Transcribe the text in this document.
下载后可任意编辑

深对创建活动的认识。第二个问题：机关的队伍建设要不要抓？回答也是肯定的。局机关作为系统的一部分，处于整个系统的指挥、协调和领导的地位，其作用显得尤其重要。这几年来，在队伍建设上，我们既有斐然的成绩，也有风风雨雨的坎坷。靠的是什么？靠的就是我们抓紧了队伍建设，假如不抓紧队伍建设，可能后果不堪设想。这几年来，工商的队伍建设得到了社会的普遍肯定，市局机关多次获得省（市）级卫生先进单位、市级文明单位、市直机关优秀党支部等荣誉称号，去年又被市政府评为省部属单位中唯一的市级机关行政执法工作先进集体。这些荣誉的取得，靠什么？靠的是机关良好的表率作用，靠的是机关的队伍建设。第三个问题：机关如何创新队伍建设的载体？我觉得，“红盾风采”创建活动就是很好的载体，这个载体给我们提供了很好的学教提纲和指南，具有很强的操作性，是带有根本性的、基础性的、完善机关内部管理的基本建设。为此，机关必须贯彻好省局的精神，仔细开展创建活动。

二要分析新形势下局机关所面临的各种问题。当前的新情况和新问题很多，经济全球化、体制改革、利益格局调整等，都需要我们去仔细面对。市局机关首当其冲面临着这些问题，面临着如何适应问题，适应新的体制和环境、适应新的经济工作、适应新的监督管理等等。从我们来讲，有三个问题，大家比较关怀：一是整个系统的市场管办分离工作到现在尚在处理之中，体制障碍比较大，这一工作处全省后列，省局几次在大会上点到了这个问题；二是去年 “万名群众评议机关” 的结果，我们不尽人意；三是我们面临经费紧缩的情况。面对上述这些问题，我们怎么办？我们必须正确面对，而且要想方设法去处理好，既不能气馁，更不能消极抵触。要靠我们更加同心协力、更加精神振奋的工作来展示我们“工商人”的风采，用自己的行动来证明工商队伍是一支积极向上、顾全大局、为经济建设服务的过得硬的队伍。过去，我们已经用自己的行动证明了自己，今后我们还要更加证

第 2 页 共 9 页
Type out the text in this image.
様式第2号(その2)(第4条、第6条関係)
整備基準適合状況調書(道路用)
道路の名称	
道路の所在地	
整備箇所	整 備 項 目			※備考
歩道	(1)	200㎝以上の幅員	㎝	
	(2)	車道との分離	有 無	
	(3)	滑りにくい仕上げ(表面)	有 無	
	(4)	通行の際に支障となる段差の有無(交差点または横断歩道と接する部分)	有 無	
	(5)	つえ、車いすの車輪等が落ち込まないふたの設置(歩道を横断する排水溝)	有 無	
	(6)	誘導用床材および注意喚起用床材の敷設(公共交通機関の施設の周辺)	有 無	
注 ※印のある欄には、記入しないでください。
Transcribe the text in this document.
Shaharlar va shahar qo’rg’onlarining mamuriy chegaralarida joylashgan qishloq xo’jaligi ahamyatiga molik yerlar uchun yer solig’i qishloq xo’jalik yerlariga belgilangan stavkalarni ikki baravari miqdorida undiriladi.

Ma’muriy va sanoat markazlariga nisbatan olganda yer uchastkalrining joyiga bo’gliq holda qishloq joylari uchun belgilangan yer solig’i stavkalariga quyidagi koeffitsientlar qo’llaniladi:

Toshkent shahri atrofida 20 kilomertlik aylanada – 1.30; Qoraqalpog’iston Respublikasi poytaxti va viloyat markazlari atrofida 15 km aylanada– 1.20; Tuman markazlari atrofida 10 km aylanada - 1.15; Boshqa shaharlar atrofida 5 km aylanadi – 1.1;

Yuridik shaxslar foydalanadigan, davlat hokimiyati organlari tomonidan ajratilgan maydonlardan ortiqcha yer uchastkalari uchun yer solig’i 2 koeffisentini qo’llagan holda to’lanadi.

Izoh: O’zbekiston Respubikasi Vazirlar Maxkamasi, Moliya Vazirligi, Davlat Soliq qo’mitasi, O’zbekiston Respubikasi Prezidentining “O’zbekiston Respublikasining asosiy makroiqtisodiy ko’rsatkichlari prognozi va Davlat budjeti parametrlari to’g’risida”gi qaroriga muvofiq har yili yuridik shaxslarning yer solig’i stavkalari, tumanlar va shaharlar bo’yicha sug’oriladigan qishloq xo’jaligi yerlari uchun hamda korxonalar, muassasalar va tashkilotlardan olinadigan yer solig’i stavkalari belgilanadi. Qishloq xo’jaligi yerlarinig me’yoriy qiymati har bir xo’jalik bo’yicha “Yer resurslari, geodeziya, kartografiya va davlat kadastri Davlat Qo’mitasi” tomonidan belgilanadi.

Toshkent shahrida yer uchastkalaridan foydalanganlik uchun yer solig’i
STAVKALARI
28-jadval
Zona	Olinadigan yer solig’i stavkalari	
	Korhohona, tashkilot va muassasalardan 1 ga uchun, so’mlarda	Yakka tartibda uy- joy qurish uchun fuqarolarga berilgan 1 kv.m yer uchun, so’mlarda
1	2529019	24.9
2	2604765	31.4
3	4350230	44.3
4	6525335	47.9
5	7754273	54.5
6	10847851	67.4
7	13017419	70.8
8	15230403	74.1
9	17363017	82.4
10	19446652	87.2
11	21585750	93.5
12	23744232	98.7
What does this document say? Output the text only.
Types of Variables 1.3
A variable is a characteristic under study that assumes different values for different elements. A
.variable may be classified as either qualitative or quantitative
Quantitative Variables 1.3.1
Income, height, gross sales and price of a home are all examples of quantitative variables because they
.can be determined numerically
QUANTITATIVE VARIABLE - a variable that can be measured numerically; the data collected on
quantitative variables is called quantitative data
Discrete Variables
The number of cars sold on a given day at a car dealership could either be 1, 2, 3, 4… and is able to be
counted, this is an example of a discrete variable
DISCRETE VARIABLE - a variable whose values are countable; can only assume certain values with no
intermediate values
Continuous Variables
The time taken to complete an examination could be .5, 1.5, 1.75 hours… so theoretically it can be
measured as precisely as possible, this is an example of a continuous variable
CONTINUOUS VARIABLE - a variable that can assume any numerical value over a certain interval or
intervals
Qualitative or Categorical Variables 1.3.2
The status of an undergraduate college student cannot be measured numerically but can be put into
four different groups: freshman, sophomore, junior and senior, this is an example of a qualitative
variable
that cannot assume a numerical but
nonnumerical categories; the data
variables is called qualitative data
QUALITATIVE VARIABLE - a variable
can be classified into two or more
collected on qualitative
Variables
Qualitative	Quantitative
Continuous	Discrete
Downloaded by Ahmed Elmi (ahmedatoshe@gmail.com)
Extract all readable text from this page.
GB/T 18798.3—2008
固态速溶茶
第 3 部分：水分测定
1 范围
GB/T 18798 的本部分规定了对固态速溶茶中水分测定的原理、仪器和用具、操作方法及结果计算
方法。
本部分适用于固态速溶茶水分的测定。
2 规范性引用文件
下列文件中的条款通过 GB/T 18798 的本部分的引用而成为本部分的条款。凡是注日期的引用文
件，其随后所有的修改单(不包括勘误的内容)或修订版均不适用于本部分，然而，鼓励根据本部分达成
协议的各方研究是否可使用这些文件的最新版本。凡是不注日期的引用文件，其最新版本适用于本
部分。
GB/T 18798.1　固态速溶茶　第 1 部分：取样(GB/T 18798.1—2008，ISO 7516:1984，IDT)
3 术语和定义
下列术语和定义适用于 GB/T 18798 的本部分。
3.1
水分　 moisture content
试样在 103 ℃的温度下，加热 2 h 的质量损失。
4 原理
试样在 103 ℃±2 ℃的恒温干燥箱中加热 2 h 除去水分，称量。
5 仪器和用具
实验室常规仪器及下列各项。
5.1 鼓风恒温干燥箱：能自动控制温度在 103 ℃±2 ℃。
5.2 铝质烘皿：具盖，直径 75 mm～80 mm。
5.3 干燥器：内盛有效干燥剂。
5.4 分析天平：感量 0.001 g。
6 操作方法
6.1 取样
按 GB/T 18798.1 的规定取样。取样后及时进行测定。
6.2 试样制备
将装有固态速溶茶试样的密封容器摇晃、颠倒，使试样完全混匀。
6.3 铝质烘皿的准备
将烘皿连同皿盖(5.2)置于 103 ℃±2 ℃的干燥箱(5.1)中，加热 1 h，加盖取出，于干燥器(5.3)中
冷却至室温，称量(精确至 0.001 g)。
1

_ _ _ _ _ _ _

● Exercise aim:
Working from the entries above, return all lines that contain "qishloq".

● The response:
Shaharlar va shahar qo’rg’onlarining mamuriy chegaralarida joylashgan qishloq xo’jaligi ahamyatiga molik yerlar uchun yer solig’i qishloq xo’jalik yerlariga belgilangan stavkalarni ikki baravari miqdorida undiriladi.
Ma’muriy va sanoat markazlariga nisbatan olganda yer uchastkalrining joyiga bo’gliq holda qishloq joylari uchun belgilangan yer solig’i stavkalariga quyidagi koeffitsientlar qo’llaniladi:
Izoh: O’zbekiston Respubikasi Vazirlar Maxkamasi, Moliya Vazirligi, Davlat Soliq qo’mitasi, O’zbekiston Respubikasi Prezidentining “O’zbekiston Respublikasining asosiy makroiqtisodiy ko’rsatkichlari prognozi va Davlat budjeti parametrlari to’g’risida”gi qaroriga muvofiq har yili yuridik shaxslarning yer solig’i stavkalari, tumanlar va shaharlar bo’yicha sug’oriladigan qishloq xo’jaligi yerlari uchun hamda korxonalar, muassasalar va tashkilotlardan olinadigan yer solig’i stavkalari belgilanadi. Qishloq xo’jaligi yerlarinig me’yoriy qiymati har bir xo’jalik bo’yicha “Yer resurslari, geodeziya, kartografiya va davlat kadastri Davlat Qo’mitasi” tomonidan belgilanadi.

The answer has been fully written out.